━━━ Information shown
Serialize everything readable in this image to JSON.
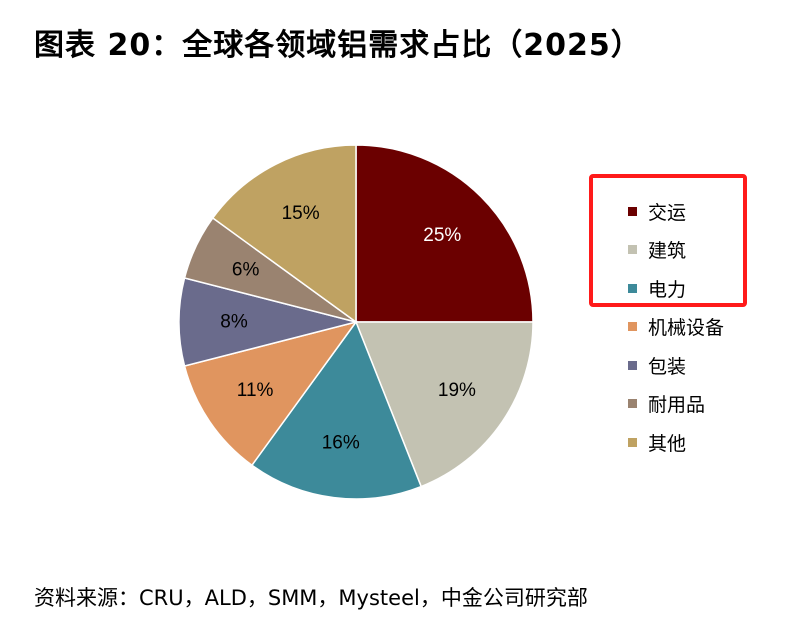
{
  "title": "图表 20：全球各领域铝需求占比（2025）",
  "source": "资料来源：CRU，ALD，SMM，Mysteel，中金公司研究部",
  "chart_data": {
    "type": "pie",
    "title": "图表 20：全球各领域铝需求占比（2025）",
    "start_angle": "12 o'clock, clockwise",
    "legend_position": "right",
    "highlighted_legend_entries": [
      "交运",
      "建筑",
      "电力"
    ],
    "highlight_color": "#ff1a1a",
    "slices": [
      {
        "label": "交运",
        "value": 25,
        "value_label": "25%",
        "color": "#6b0000",
        "label_color": "#ffffff"
      },
      {
        "label": "建筑",
        "value": 19,
        "value_label": "19%",
        "color": "#c3c2b2",
        "label_color": "#000000"
      },
      {
        "label": "电力",
        "value": 16,
        "value_label": "16%",
        "color": "#3d8a9a",
        "label_color": "#000000"
      },
      {
        "label": "机械设备",
        "value": 11,
        "value_label": "11%",
        "color": "#e0955f",
        "label_color": "#000000"
      },
      {
        "label": "包装",
        "value": 8,
        "value_label": "8%",
        "color": "#6a6b8c",
        "label_color": "#000000"
      },
      {
        "label": "耐用品",
        "value": 6,
        "value_label": "6%",
        "color": "#9a8370",
        "label_color": "#000000"
      },
      {
        "label": "其他",
        "value": 15,
        "value_label": "15%",
        "color": "#bfa262",
        "label_color": "#000000"
      }
    ]
  }
}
━━━━━━
▶ [Task to complete]: Check each line above for the word "全球各领域铝需求占比", and copy the lines where it appears.

▶ [Solution for this exercise]:
  "title": "图表 20：全球各领域铝需求占比（2025）",
    "title": "图表 20：全球各领域铝需求占比（2025）",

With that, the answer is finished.